* start RECORDED INFORMATION *

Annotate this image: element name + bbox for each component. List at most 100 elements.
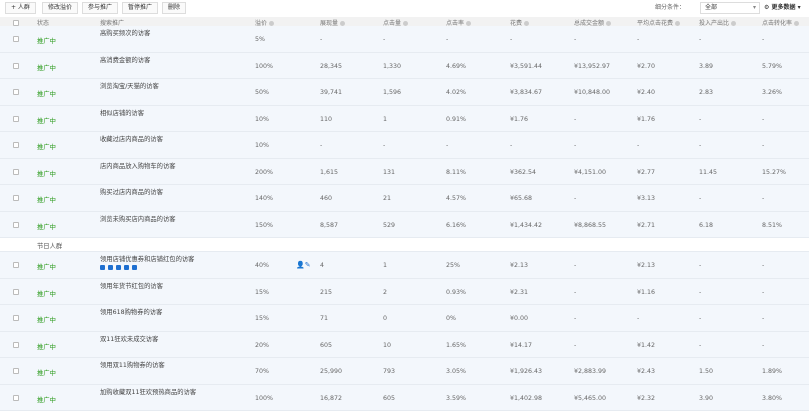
cell-value: - [699, 262, 701, 269]
add-crowd-button[interactable]: + 人群 [5, 2, 36, 14]
cell-value: - [637, 36, 639, 43]
row-checkbox[interactable] [13, 368, 19, 374]
cell-value: - [574, 36, 576, 43]
cell-value: 100% [255, 63, 273, 70]
crowd-name[interactable]: 领用双11购物券的访客 [100, 360, 165, 369]
cell-value: 11.45 [699, 169, 717, 176]
row-checkbox[interactable] [13, 395, 19, 401]
cell-value: 5.79% [762, 63, 782, 70]
status-badge: 推广中 [37, 142, 56, 151]
row-checkbox[interactable] [13, 262, 19, 268]
crowd-name[interactable]: 浏览未购买店内商品的访客 [100, 214, 176, 223]
cell-value: 70% [255, 368, 269, 375]
row-checkbox[interactable] [13, 169, 19, 175]
row-checkbox[interactable] [13, 89, 19, 95]
row-checkbox[interactable] [13, 342, 19, 348]
status-badge: 推广中 [37, 315, 56, 324]
cell-value: ¥1.42 [637, 342, 655, 349]
row-checkbox[interactable] [13, 315, 19, 321]
crowd-name[interactable]: 双11狂欢未成交访客 [100, 334, 158, 343]
join-promotion-button[interactable]: 参与推广 [82, 2, 118, 14]
cell-value: ¥3,591.44 [510, 63, 542, 70]
cell-value: 200% [255, 169, 273, 176]
cell-value: 3.26% [762, 89, 782, 96]
cell-value: 15.27% [762, 169, 786, 176]
cell-value: 15% [255, 315, 269, 322]
delete-button[interactable]: 删除 [162, 2, 186, 14]
edit-bid-icons: 👤✎ [296, 261, 311, 269]
crowd-name[interactable]: 店内商品放入购物车的访客 [100, 161, 176, 170]
crowd-name[interactable]: 领用618购物券的访客 [100, 307, 162, 316]
cell-value: ¥10,848.00 [574, 89, 610, 96]
row-checkbox[interactable] [13, 36, 19, 42]
cell-value: 5% [255, 36, 265, 43]
cell-value: - [637, 315, 639, 322]
document-icon[interactable] [108, 265, 113, 270]
cell-value: - [446, 142, 448, 149]
crowd-name[interactable]: 相似店铺的访客 [100, 108, 144, 117]
crowd-name[interactable]: 高消费金额的访客 [100, 55, 150, 64]
crowd-name[interactable]: 高购买频次的访客 [100, 28, 150, 37]
pause-promotion-button[interactable]: 暂停推广 [122, 2, 158, 14]
status-badge: 推广中 [37, 36, 56, 45]
chart-icon[interactable] [124, 265, 129, 270]
cell-value: - [699, 36, 701, 43]
report-icon[interactable] [132, 265, 137, 270]
cell-value: - [574, 315, 576, 322]
user-icon[interactable]: 👤 [296, 261, 305, 269]
crowd-name[interactable]: 购买过店内商品的访客 [100, 187, 163, 196]
cell-value: ¥8,868.55 [574, 222, 606, 229]
row-checkbox[interactable] [13, 142, 19, 148]
status-badge: 推广中 [37, 89, 56, 98]
cell-value: - [762, 116, 764, 123]
cell-value: ¥362.54 [510, 169, 536, 176]
crowd-name[interactable]: 领用店铺优惠券和店铺红包的访客 [100, 254, 194, 263]
cell-value: ¥4,151.00 [574, 169, 606, 176]
cell-value: ¥2.13 [637, 262, 655, 269]
cell-value: - [762, 142, 764, 149]
cell-value: 10% [255, 116, 269, 123]
crowd-name[interactable]: 收藏过店内商品的访客 [100, 134, 163, 143]
status-badge: 推广中 [37, 289, 56, 298]
more-data-label: 更多数据 [771, 4, 795, 11]
copy-icon[interactable] [116, 265, 121, 270]
row-checkbox[interactable] [13, 289, 19, 295]
cell-value: 0.91% [446, 116, 466, 123]
status-badge: 推广中 [37, 342, 56, 351]
cell-value: ¥1.76 [637, 116, 655, 123]
pencil-icon[interactable]: ✎ [305, 261, 311, 269]
pause-icon[interactable] [100, 265, 105, 270]
cell-value: - [762, 289, 764, 296]
more-data-button[interactable]: ⚙ 更多数据 ▾ [764, 2, 809, 14]
cell-value: 3.89 [699, 63, 713, 70]
cell-value: - [699, 142, 701, 149]
row-checkbox[interactable] [13, 63, 19, 69]
status-badge: 推广中 [37, 222, 56, 231]
cell-value: 8.51% [762, 222, 782, 229]
cell-value: - [574, 195, 576, 202]
cell-value: 2.83 [699, 89, 713, 96]
crowd-name[interactable]: 领用年货节红包的访客 [100, 281, 163, 290]
row-checkbox[interactable] [13, 195, 19, 201]
row-checkbox[interactable] [13, 222, 19, 228]
row-checkbox[interactable] [13, 116, 19, 122]
cell-value: 0.93% [446, 289, 466, 296]
cell-value: 460 [320, 195, 332, 202]
cell-value: 605 [320, 342, 332, 349]
cell-value: 1.50 [699, 368, 713, 375]
crowd-name[interactable]: 加购收藏双11狂欢预热商品的访客 [100, 387, 196, 396]
edit-bid-button[interactable]: 修改溢价 [42, 2, 78, 14]
cell-value: 71 [320, 315, 328, 322]
row-action-icons [100, 265, 137, 270]
status-badge: 推广中 [37, 395, 56, 404]
cell-value: 4.57% [446, 195, 466, 202]
cell-value: ¥2.77 [637, 169, 655, 176]
gear-icon: ⚙ [764, 4, 769, 11]
filter-select[interactable]: 全部▾ [700, 2, 760, 14]
crowd-name[interactable]: 浏览淘宝/天猫的访客 [100, 81, 159, 90]
cell-value: - [320, 36, 322, 43]
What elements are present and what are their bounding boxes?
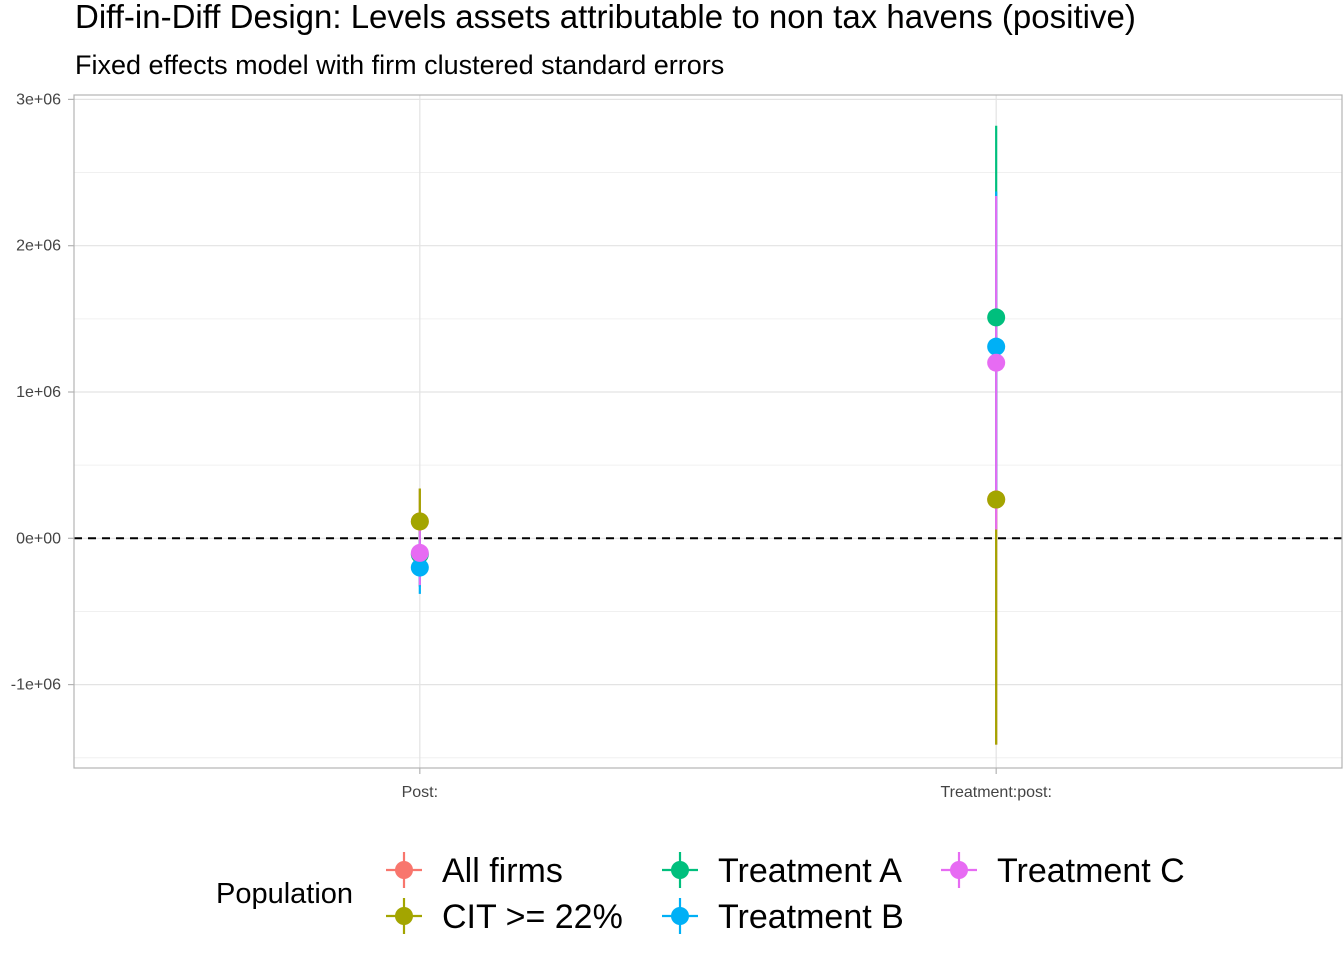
legend-item: All firms bbox=[386, 852, 563, 890]
plot-border bbox=[73, 94, 1343, 769]
legend-label: Treatment A bbox=[718, 852, 902, 890]
legend-items: All firms CIT >= 22% Treatment A Treatment … bbox=[386, 852, 1185, 936]
legend-item: CIT >= 22% bbox=[386, 898, 623, 936]
data-point bbox=[987, 308, 1006, 327]
legend-label: Treatment B bbox=[718, 898, 904, 936]
legend-key-point bbox=[671, 861, 689, 879]
data-point bbox=[987, 490, 1006, 509]
y-tick-label: 1e+06 bbox=[16, 384, 61, 401]
legend-item: Treatment B bbox=[662, 898, 904, 936]
chart-title: Diff-in-Diff Design: Levels assets attri… bbox=[75, 0, 1136, 35]
x-tick-label: Treatment:post: bbox=[940, 784, 1051, 801]
x-axis-ticks: Post: Treatment:post: bbox=[402, 768, 1052, 801]
data-point bbox=[410, 512, 429, 531]
points bbox=[410, 308, 1006, 577]
legend-label: CIT >= 22% bbox=[442, 898, 623, 936]
y-tick-label: 0e+00 bbox=[16, 530, 61, 547]
data-point bbox=[410, 543, 429, 562]
y-tick-label: 3e+06 bbox=[16, 91, 61, 108]
chart-subtitle: Fixed effects model with firm clustered … bbox=[75, 50, 724, 80]
y-tick-label: 2e+06 bbox=[16, 238, 61, 255]
plot-background bbox=[74, 95, 1342, 768]
x-tick-label: Post: bbox=[402, 784, 438, 801]
legend-label: Treatment C bbox=[997, 852, 1185, 890]
legend-item: Treatment A bbox=[662, 852, 902, 890]
legend-key-point bbox=[950, 861, 968, 879]
data-point bbox=[410, 558, 429, 577]
legend-key-point bbox=[671, 907, 689, 925]
legend: Population All firms CIT >= 22% Treatment … bbox=[216, 852, 1185, 936]
plot-area bbox=[73, 94, 1343, 769]
legend-item: Treatment C bbox=[941, 852, 1185, 890]
grid-minor bbox=[74, 172, 1342, 759]
legend-key-point bbox=[395, 907, 413, 925]
y-axis-ticks: -1e+06 0e+00 1e+06 2e+06 3e+06 bbox=[11, 91, 74, 694]
data-point bbox=[987, 337, 1006, 356]
y-tick-label: -1e+06 bbox=[11, 677, 61, 694]
legend-key-point bbox=[395, 861, 413, 879]
legend-title: Population bbox=[216, 878, 353, 910]
data-point bbox=[987, 353, 1006, 372]
legend-label: All firms bbox=[442, 852, 563, 890]
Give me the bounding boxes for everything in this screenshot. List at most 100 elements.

* end RECORDED INFORMATION *

• _TASK DETAILS_:
Rewrite the listing lines from the one containing "cell-value: - [699, 262, 701, 269]" through the one containing "status-badge: 推广中 [37, 89, 56, 98]", switching every "row-checkbox" to "select-checkbox" and keeping everything else identical.

• _SOLUTION TO THIS EXERCISE_:
cell-value: - [699, 262, 701, 269]
add-crowd-button[interactable]: + 人群 [5, 2, 36, 14]
cell-value: - [637, 36, 639, 43]
select-checkbox[interactable] [13, 368, 19, 374]
cell-value: - [574, 36, 576, 43]
cell-value: 100% [255, 63, 273, 70]
crowd-name[interactable]: 领用双11购物券的访客 [100, 360, 165, 369]
cell-value: 11.45 [699, 169, 717, 176]
select-checkbox[interactable] [13, 395, 19, 401]
cell-value: 5.79% [762, 63, 782, 70]
status-badge: 推广中 [37, 142, 56, 151]
select-checkbox[interactable] [13, 262, 19, 268]
crowd-name[interactable]: 浏览未购买店内商品的访客 [100, 214, 176, 223]
cell-value: 70% [255, 368, 269, 375]
select-checkbox[interactable] [13, 169, 19, 175]
select-checkbox[interactable] [13, 89, 19, 95]
select-checkbox[interactable] [13, 342, 19, 348]
status-badge: 推广中 [37, 315, 56, 324]
cell-value: ¥1.42 [637, 342, 655, 349]
select-checkbox[interactable] [13, 315, 19, 321]
crowd-name[interactable]: 双11狂欢未成交访客 [100, 334, 158, 343]
join-promotion-button[interactable]: 参与推广 [82, 2, 118, 14]
cell-value: ¥3,591.44 [510, 63, 542, 70]
cell-value: 200% [255, 169, 273, 176]
cell-value: 3.26% [762, 89, 782, 96]
cell-value: 15.27% [762, 169, 786, 176]
cell-value: 15% [255, 315, 269, 322]
delete-button[interactable]: 删除 [162, 2, 186, 14]
edit-bid-icons: 👤✎ [296, 261, 311, 269]
crowd-name[interactable]: 店内商品放入购物车的访客 [100, 161, 176, 170]
crowd-name[interactable]: 领用618购物券的访客 [100, 307, 162, 316]
cell-value: ¥10,848.00 [574, 89, 610, 96]
select-checkbox[interactable] [13, 36, 19, 42]
cell-value: 5% [255, 36, 265, 43]
cell-value: - [637, 315, 639, 322]
document-icon[interactable] [108, 265, 113, 270]
cell-value: - [446, 142, 448, 149]
crowd-name[interactable]: 相似店铺的访客 [100, 108, 144, 117]
crowd-name[interactable]: 高消费金额的访客 [100, 55, 150, 64]
crowd-name[interactable]: 高购买频次的访客 [100, 28, 150, 37]
pause-promotion-button[interactable]: 暂停推广 [122, 2, 158, 14]
status-badge: 推广中 [37, 36, 56, 45]
chart-icon[interactable] [124, 265, 129, 270]
cell-value: - [699, 36, 701, 43]
report-icon[interactable] [132, 265, 137, 270]
cell-value: - [574, 315, 576, 322]
user-icon[interactable]: 👤 [296, 261, 305, 269]
crowd-name[interactable]: 购买过店内商品的访客 [100, 187, 163, 196]
cell-value: ¥8,868.55 [574, 222, 606, 229]
select-checkbox[interactable] [13, 142, 19, 148]
status-badge: 推广中 [37, 89, 56, 98]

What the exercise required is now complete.